From the listing below, extract each line containing the string "Николаева".

Collected data:
⟨
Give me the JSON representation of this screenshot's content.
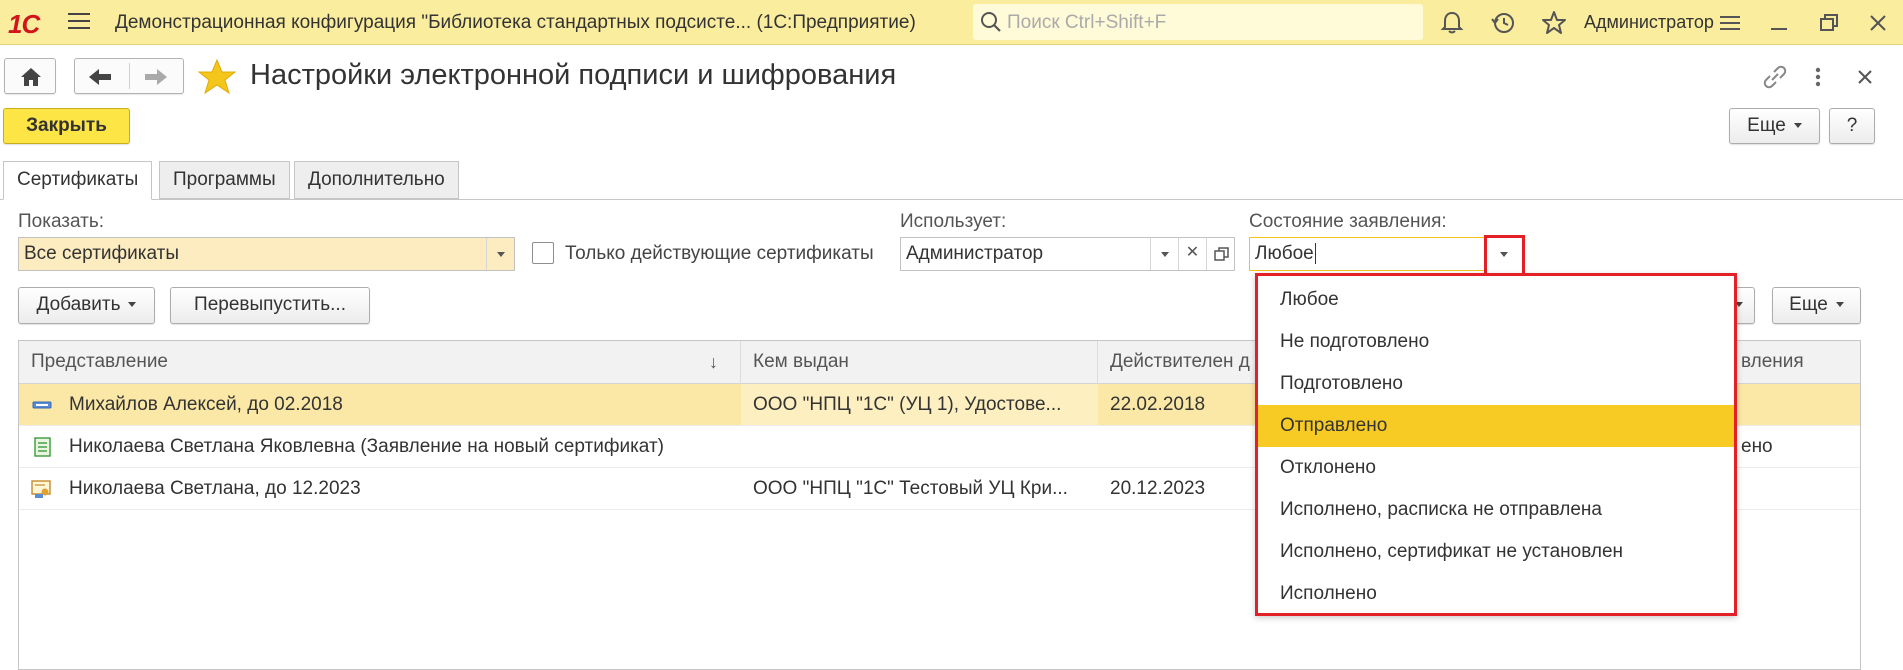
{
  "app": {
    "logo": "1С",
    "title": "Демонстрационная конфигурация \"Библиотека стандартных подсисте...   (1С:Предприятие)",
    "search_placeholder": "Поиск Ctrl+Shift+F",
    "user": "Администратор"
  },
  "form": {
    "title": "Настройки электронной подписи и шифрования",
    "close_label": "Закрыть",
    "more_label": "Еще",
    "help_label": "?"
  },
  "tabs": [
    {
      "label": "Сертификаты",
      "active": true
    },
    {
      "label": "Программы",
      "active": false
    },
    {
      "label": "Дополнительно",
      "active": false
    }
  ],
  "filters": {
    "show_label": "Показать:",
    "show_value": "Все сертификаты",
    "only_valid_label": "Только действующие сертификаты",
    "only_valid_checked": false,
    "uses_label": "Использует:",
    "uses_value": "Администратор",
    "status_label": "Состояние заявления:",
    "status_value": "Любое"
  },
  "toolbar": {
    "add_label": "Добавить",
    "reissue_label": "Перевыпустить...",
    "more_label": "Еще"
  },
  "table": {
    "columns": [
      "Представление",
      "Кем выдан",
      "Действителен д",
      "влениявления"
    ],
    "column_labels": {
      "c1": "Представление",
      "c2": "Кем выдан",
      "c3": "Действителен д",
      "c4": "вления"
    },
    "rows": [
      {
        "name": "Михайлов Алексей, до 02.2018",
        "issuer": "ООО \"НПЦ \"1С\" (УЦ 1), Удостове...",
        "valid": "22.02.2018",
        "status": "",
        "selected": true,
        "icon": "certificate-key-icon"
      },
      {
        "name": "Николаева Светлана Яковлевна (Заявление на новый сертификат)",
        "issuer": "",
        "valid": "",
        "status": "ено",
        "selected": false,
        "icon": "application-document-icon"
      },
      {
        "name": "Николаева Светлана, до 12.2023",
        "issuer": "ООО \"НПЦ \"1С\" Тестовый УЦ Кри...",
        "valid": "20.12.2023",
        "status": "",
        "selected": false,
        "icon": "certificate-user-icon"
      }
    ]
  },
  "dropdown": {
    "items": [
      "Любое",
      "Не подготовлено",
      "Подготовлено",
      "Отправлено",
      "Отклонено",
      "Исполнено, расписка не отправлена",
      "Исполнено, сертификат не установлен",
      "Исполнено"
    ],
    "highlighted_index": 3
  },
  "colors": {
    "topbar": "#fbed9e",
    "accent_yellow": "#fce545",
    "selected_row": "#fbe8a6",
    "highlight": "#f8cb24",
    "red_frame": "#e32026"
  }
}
⟩
⟨
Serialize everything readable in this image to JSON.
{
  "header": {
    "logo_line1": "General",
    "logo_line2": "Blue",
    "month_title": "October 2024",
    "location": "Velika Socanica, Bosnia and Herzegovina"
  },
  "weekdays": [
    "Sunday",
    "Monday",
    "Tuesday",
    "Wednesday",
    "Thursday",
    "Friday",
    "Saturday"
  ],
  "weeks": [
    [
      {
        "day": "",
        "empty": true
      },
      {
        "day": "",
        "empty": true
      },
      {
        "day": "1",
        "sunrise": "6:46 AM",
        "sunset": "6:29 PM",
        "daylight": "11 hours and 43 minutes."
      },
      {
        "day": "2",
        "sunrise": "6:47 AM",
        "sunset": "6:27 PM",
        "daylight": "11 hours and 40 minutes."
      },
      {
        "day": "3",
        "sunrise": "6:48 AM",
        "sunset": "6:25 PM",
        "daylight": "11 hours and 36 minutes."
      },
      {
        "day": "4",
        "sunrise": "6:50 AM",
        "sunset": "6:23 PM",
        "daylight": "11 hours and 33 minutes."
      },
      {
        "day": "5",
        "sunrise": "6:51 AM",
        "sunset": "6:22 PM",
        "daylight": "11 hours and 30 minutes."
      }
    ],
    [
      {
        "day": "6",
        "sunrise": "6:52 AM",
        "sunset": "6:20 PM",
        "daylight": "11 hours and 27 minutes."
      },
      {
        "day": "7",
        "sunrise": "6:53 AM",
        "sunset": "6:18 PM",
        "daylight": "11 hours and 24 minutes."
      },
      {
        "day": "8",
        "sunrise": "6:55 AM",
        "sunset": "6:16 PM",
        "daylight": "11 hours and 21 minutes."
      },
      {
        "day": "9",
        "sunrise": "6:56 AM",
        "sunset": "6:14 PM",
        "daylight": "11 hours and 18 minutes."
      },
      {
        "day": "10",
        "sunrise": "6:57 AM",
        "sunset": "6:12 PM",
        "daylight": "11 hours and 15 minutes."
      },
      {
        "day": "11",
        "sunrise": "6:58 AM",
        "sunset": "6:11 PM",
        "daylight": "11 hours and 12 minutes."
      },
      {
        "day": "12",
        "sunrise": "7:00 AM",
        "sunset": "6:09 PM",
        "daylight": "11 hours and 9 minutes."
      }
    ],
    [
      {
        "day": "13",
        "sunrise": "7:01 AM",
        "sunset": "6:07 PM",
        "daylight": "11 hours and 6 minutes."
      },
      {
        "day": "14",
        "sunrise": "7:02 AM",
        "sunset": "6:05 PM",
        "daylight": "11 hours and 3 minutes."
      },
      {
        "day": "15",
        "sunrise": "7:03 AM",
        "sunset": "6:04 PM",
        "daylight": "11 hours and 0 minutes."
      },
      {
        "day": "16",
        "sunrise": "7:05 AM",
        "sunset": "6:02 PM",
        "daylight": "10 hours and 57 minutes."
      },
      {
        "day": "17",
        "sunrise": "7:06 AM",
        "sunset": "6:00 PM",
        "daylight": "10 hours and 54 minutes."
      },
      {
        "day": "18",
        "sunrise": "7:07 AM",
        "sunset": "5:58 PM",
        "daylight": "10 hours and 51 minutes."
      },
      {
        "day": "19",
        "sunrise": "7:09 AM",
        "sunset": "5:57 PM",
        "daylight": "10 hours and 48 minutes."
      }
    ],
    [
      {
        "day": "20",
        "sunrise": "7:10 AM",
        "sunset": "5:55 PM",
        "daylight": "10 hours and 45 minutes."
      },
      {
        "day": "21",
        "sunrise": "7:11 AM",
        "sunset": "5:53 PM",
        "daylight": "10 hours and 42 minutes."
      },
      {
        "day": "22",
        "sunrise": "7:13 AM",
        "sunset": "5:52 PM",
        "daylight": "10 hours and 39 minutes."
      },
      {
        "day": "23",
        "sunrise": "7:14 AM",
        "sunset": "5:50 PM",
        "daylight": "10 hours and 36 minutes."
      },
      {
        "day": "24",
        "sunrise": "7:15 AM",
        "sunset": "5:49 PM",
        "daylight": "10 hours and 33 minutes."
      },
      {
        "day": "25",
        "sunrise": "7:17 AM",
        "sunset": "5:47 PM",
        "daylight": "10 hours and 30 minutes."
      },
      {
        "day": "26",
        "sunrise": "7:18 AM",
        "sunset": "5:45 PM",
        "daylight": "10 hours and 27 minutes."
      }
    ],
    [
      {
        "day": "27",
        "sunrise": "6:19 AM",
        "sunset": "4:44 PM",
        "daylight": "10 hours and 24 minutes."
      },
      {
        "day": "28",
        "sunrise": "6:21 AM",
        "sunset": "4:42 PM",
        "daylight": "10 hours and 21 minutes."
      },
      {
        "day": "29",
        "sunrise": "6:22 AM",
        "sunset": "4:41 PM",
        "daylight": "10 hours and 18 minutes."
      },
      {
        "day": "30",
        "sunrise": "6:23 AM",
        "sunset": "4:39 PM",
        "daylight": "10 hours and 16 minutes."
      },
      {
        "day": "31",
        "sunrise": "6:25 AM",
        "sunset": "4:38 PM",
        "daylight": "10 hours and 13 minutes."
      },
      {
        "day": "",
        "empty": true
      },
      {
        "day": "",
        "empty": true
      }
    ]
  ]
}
⟩
_The answer_.
        "name": "Николаева Светлана Яковлевна (Заявление на новый сертификат)",
        "name": "Николаева Светлана, до 12.2023",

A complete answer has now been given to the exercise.